-- BEGIN RECORD LIST --
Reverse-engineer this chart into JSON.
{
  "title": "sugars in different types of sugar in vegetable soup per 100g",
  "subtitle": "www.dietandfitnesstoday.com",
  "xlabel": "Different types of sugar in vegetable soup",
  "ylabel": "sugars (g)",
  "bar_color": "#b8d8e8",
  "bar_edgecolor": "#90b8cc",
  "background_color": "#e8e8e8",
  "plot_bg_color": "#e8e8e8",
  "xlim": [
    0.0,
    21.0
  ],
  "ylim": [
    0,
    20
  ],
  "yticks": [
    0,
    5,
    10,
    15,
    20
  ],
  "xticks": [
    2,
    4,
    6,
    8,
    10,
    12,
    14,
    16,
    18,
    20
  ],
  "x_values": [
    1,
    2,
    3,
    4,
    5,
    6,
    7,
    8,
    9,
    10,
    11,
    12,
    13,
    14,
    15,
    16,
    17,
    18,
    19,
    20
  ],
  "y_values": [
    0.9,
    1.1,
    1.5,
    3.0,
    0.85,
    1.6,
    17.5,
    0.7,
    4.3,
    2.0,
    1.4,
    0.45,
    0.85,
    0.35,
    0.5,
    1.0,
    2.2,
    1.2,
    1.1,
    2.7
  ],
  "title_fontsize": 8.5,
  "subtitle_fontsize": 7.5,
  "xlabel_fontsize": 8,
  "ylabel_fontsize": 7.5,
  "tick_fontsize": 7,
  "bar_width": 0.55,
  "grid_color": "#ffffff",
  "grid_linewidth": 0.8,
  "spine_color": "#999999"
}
-- END RECORD LIST --
* [TASK STATEMENT] Copy all the records above precisely.

* [OUTPUT FOR THIS TASK]
Reverse-engineer this chart into JSON.
{
  "title": "sugars in different types of sugar in vegetable soup per 100g",
  "subtitle": "www.dietandfitnesstoday.com",
  "xlabel": "Different types of sugar in vegetable soup",
  "ylabel": "sugars (g)",
  "bar_color": "#b8d8e8",
  "bar_edgecolor": "#90b8cc",
  "background_color": "#e8e8e8",
  "plot_bg_color": "#e8e8e8",
  "xlim": [
    0.0,
    21.0
  ],
  "ylim": [
    0,
    20
  ],
  "yticks": [
    0,
    5,
    10,
    15,
    20
  ],
  "xticks": [
    2,
    4,
    6,
    8,
    10,
    12,
    14,
    16,
    18,
    20
  ],
  "x_values": [
    1,
    2,
    3,
    4,
    5,
    6,
    7,
    8,
    9,
    10,
    11,
    12,
    13,
    14,
    15,
    16,
    17,
    18,
    19,
    20
  ],
  "y_values": [
    0.9,
    1.1,
    1.5,
    3.0,
    0.85,
    1.6,
    17.5,
    0.7,
    4.3,
    2.0,
    1.4,
    0.45,
    0.85,
    0.35,
    0.5,
    1.0,
    2.2,
    1.2,
    1.1,
    2.7
  ],
  "title_fontsize": 8.5,
  "subtitle_fontsize": 7.5,
  "xlabel_fontsize": 8,
  "ylabel_fontsize": 7.5,
  "tick_fontsize": 7,
  "bar_width": 0.55,
  "grid_color": "#ffffff",
  "grid_linewidth": 0.8,
  "spine_color": "#999999"
}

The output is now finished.